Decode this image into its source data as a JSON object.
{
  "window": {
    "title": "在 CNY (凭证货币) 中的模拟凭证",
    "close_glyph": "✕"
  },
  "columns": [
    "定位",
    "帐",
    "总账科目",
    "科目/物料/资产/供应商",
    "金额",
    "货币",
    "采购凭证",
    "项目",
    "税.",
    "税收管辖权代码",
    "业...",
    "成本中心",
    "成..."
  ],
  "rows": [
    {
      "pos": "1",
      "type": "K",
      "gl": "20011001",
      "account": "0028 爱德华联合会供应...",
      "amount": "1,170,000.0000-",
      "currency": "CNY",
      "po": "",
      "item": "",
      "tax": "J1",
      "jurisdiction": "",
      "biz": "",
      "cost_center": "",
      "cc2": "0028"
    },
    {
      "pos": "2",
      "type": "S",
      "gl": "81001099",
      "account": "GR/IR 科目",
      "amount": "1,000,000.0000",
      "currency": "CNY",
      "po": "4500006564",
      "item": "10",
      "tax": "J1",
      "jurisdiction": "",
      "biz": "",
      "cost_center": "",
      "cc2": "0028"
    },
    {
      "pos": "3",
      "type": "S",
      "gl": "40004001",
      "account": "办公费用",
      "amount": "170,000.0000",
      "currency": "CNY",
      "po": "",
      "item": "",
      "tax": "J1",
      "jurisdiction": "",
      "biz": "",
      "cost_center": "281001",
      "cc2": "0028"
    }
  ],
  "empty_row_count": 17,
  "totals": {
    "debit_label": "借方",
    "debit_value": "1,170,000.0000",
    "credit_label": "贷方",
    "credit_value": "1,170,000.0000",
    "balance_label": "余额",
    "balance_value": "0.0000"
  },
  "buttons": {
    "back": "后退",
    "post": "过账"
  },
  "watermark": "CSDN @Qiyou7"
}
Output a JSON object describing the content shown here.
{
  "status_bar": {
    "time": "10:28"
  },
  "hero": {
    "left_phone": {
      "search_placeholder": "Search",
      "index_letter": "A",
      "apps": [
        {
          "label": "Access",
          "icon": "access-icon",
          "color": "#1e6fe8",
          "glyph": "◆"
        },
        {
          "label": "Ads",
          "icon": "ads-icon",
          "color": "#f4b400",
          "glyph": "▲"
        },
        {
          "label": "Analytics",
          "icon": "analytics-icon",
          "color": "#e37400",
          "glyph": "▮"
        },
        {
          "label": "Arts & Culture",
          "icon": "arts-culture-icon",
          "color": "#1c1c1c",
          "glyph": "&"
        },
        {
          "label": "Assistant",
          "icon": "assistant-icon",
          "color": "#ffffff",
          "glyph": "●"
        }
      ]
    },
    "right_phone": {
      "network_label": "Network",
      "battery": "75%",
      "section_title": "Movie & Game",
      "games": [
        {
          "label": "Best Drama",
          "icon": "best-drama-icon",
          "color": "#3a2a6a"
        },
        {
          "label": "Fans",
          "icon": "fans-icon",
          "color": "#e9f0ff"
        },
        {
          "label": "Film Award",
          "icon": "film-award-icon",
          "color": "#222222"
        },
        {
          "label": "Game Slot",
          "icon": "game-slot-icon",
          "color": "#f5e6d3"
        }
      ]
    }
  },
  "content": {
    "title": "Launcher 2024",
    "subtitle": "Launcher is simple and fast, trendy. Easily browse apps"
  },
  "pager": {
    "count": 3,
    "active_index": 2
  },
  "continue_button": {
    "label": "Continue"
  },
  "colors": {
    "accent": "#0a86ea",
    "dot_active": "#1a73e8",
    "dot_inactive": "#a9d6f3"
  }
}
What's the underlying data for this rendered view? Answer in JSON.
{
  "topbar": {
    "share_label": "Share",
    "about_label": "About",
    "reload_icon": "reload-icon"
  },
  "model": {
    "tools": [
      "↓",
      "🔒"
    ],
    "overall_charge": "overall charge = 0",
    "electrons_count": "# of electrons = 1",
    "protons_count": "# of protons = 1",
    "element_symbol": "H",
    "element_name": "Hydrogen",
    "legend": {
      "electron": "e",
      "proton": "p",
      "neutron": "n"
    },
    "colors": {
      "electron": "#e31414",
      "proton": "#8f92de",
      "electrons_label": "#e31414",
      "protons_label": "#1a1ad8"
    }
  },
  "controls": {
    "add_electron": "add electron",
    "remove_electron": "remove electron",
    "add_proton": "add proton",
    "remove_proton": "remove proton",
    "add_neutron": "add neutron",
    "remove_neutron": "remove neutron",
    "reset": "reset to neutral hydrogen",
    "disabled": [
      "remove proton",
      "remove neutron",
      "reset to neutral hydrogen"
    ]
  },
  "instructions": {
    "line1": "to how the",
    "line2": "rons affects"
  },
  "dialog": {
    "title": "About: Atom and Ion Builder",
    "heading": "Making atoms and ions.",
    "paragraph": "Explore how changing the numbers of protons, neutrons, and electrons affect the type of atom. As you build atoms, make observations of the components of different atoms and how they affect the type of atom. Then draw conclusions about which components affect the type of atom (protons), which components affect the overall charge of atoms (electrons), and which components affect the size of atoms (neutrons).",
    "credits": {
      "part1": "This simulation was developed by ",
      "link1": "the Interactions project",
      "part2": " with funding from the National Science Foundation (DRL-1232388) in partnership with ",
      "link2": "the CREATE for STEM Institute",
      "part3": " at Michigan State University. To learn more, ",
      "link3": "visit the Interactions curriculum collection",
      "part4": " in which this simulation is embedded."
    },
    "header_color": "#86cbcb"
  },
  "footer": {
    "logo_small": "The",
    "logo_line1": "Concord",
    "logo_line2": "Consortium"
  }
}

◆ ◆ ◆

Figure out how many lines above include the string "apps", then report that number and nothing else.

2